PROVIDED RECORDS:

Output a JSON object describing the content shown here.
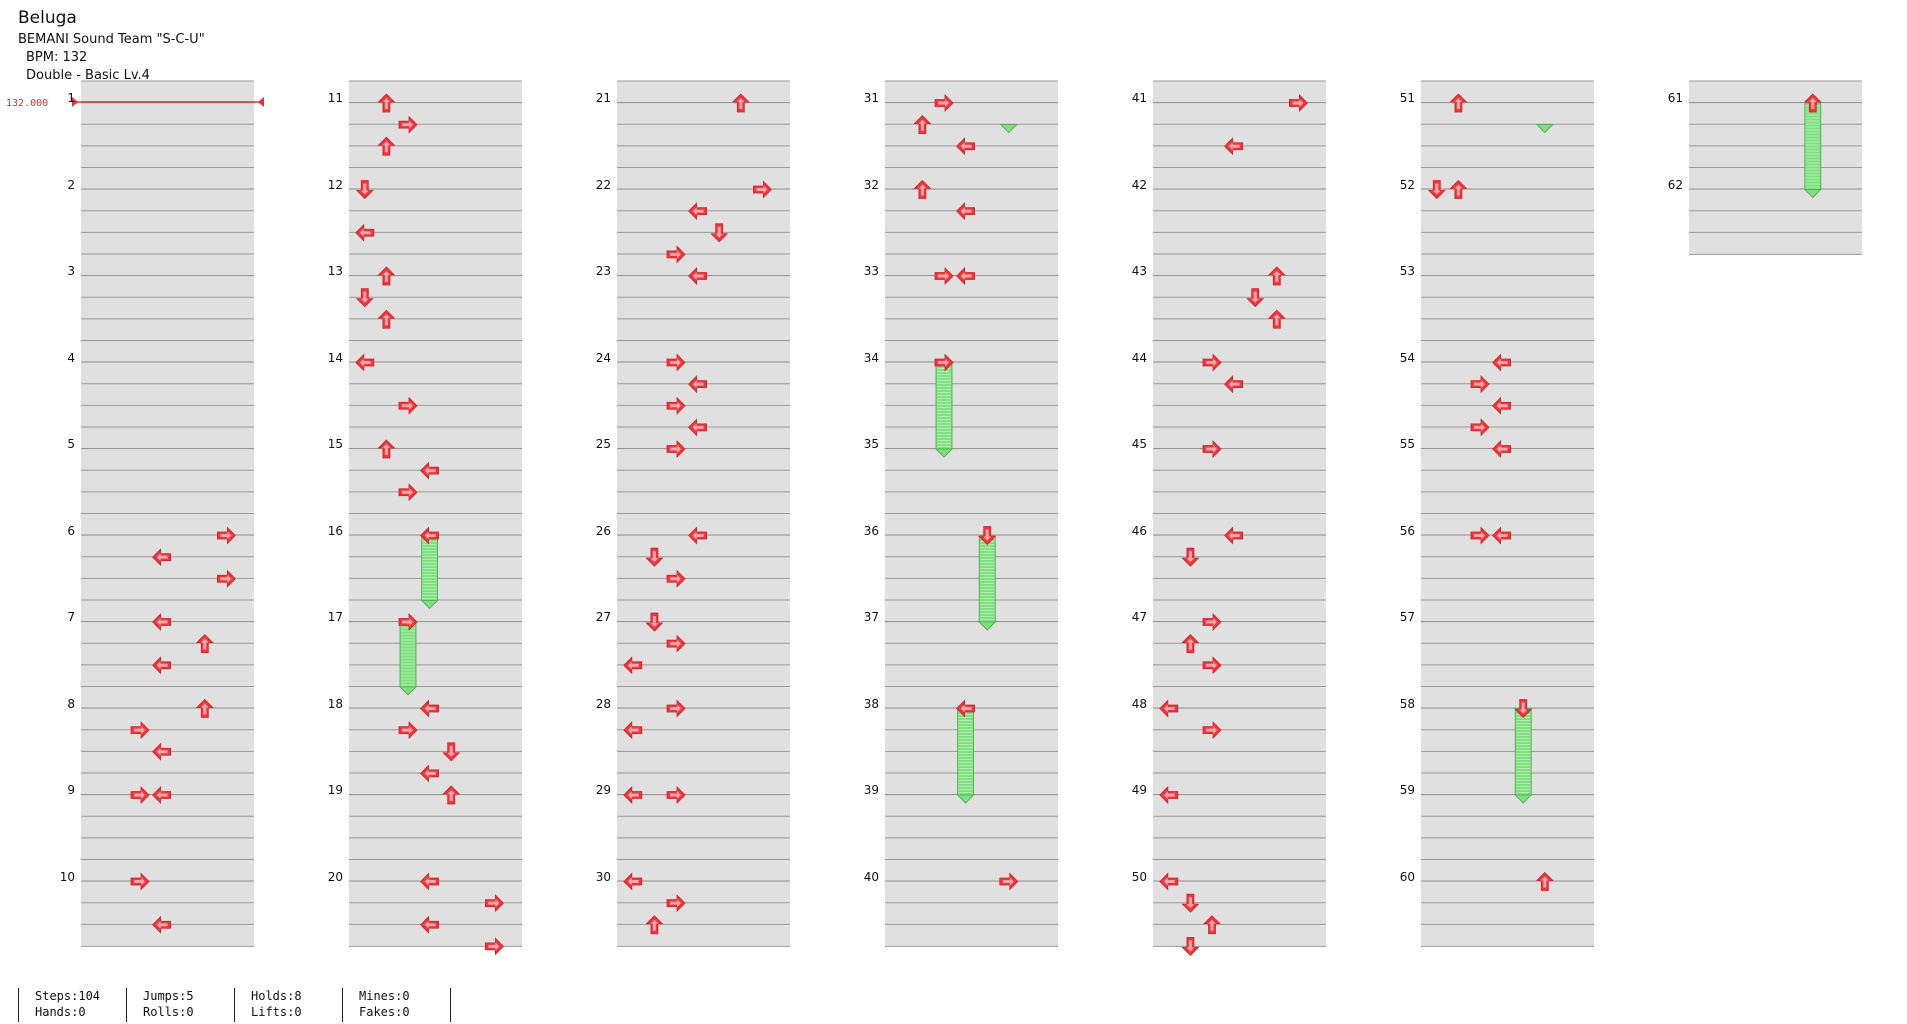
{
  "song": {
    "title": "Beluga",
    "artist": "BEMANI Sound Team \"S-C-U\"",
    "bpm_label": "BPM: 132",
    "difficulty": "Double - Basic  Lv.4"
  },
  "bpm_marker": "132.000",
  "measures": [
    "1",
    "2",
    "3",
    "4",
    "5",
    "6",
    "7",
    "8",
    "9",
    "10",
    "11",
    "12",
    "13",
    "14",
    "15",
    "16",
    "17",
    "18",
    "19",
    "20",
    "21",
    "22",
    "23",
    "24",
    "25",
    "26",
    "27",
    "28",
    "29",
    "30",
    "31",
    "32",
    "33",
    "34",
    "35",
    "36",
    "37",
    "38",
    "39",
    "40",
    "41",
    "42",
    "43",
    "44",
    "45",
    "46",
    "47",
    "48",
    "49",
    "50",
    "51",
    "52",
    "53",
    "54",
    "55",
    "56",
    "57",
    "58",
    "59",
    "60",
    "61",
    "62"
  ],
  "stats": {
    "steps": "Steps:104",
    "hands": "Hands:0",
    "jumps": "Jumps:5",
    "rolls": "Rolls:0",
    "holds": "Holds:8",
    "lifts": "Lifts:0",
    "mines": "Mines:0",
    "fakes": "Fakes:0"
  },
  "colors": {
    "arrow": "#f0353f",
    "hold": "#7ee07e",
    "bpm": "#e0303a",
    "band": "#e0e0e0"
  }
}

PROMPT:
Print each of the records above exactly as written, leaving no picture in the copy.

WRITTEN RESPONSE:
Output a JSON object describing the content shown here.
{
  "song": {
    "title": "Beluga",
    "artist": "BEMANI Sound Team \"S-C-U\"",
    "bpm_label": "BPM: 132",
    "difficulty": "Double - Basic  Lv.4"
  },
  "bpm_marker": "132.000",
  "measures": [
    "1",
    "2",
    "3",
    "4",
    "5",
    "6",
    "7",
    "8",
    "9",
    "10",
    "11",
    "12",
    "13",
    "14",
    "15",
    "16",
    "17",
    "18",
    "19",
    "20",
    "21",
    "22",
    "23",
    "24",
    "25",
    "26",
    "27",
    "28",
    "29",
    "30",
    "31",
    "32",
    "33",
    "34",
    "35",
    "36",
    "37",
    "38",
    "39",
    "40",
    "41",
    "42",
    "43",
    "44",
    "45",
    "46",
    "47",
    "48",
    "49",
    "50",
    "51",
    "52",
    "53",
    "54",
    "55",
    "56",
    "57",
    "58",
    "59",
    "60",
    "61",
    "62"
  ],
  "stats": {
    "steps": "Steps:104",
    "hands": "Hands:0",
    "jumps": "Jumps:5",
    "rolls": "Rolls:0",
    "holds": "Holds:8",
    "lifts": "Lifts:0",
    "mines": "Mines:0",
    "fakes": "Fakes:0"
  },
  "colors": {
    "arrow": "#f0353f",
    "hold": "#7ee07e",
    "bpm": "#e0303a",
    "band": "#e0e0e0"
  }
}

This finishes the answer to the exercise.